### Entries from a dataset

========================================================================

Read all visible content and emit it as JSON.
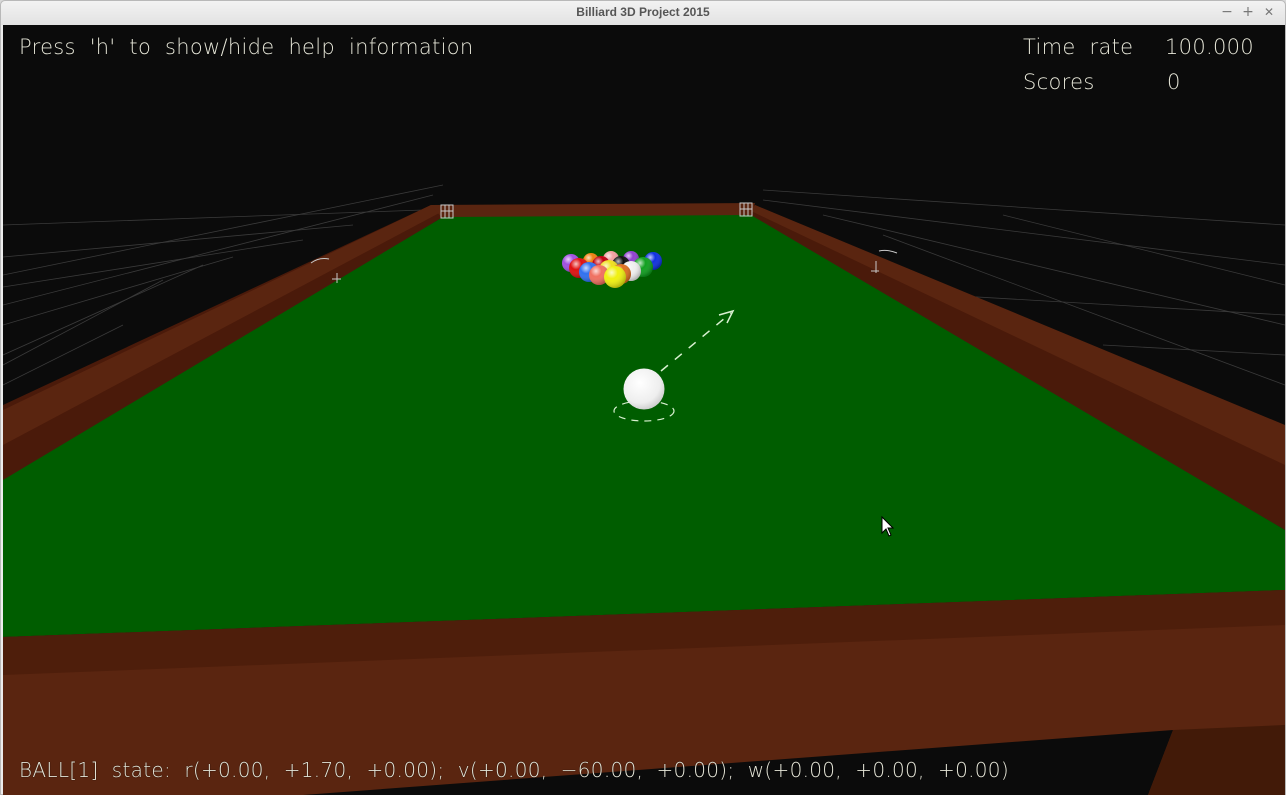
{
  "window": {
    "title": "Billiard 3D Project 2015",
    "controls": {
      "minimize": "−",
      "maximize": "+",
      "close": "✕"
    }
  },
  "hud": {
    "help_hint": "Press  'h'  to  show/hide  help  information",
    "time_rate_label": "Time  rate",
    "time_rate_value": "100.000",
    "scores_label": "Scores",
    "scores_value": "0",
    "ball_state": "BALL[1]  state:  r(+0.00,  +1.70,  +0.00);  v(+0.00,  −60.00,  +0.00);  w(+0.00,  +0.00,  +0.00)"
  },
  "scene": {
    "colors": {
      "background": "#0b0b0b",
      "cloth": "#005d00",
      "rail": "#5a2510",
      "rail_dark": "#45190a",
      "grid": "#3a3a3a",
      "cue_ball": "#f2f2f2",
      "aim_line": "#d8f0d0"
    },
    "object_balls": [
      {
        "color": "#a050e0"
      },
      {
        "color": "#f08010"
      },
      {
        "color": "#f0a0a0"
      },
      {
        "color": "#9040d0"
      },
      {
        "color": "#1030e0"
      },
      {
        "color": "#e01010"
      },
      {
        "color": "#c00010"
      },
      {
        "color": "#101010"
      },
      {
        "color": "#10a020"
      },
      {
        "color": "#3070f0"
      },
      {
        "color": "#f0e020"
      },
      {
        "color": "#f0f0f0"
      },
      {
        "color": "#f07060"
      },
      {
        "color": "#e07020"
      },
      {
        "color": "#f0f010"
      }
    ]
  }
}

========================================================================

Make an exact reproduction of the listing above, without any pictures.

Read all visible content and emit it as JSON.
{
  "window": {
    "title": "Billiard 3D Project 2015",
    "controls": {
      "minimize": "−",
      "maximize": "+",
      "close": "✕"
    }
  },
  "hud": {
    "help_hint": "Press  'h'  to  show/hide  help  information",
    "time_rate_label": "Time  rate",
    "time_rate_value": "100.000",
    "scores_label": "Scores",
    "scores_value": "0",
    "ball_state": "BALL[1]  state:  r(+0.00,  +1.70,  +0.00);  v(+0.00,  −60.00,  +0.00);  w(+0.00,  +0.00,  +0.00)"
  },
  "scene": {
    "colors": {
      "background": "#0b0b0b",
      "cloth": "#005d00",
      "rail": "#5a2510",
      "rail_dark": "#45190a",
      "grid": "#3a3a3a",
      "cue_ball": "#f2f2f2",
      "aim_line": "#d8f0d0"
    },
    "object_balls": [
      {
        "color": "#a050e0"
      },
      {
        "color": "#f08010"
      },
      {
        "color": "#f0a0a0"
      },
      {
        "color": "#9040d0"
      },
      {
        "color": "#1030e0"
      },
      {
        "color": "#e01010"
      },
      {
        "color": "#c00010"
      },
      {
        "color": "#101010"
      },
      {
        "color": "#10a020"
      },
      {
        "color": "#3070f0"
      },
      {
        "color": "#f0e020"
      },
      {
        "color": "#f0f0f0"
      },
      {
        "color": "#f07060"
      },
      {
        "color": "#e07020"
      },
      {
        "color": "#f0f010"
      }
    ]
  }
}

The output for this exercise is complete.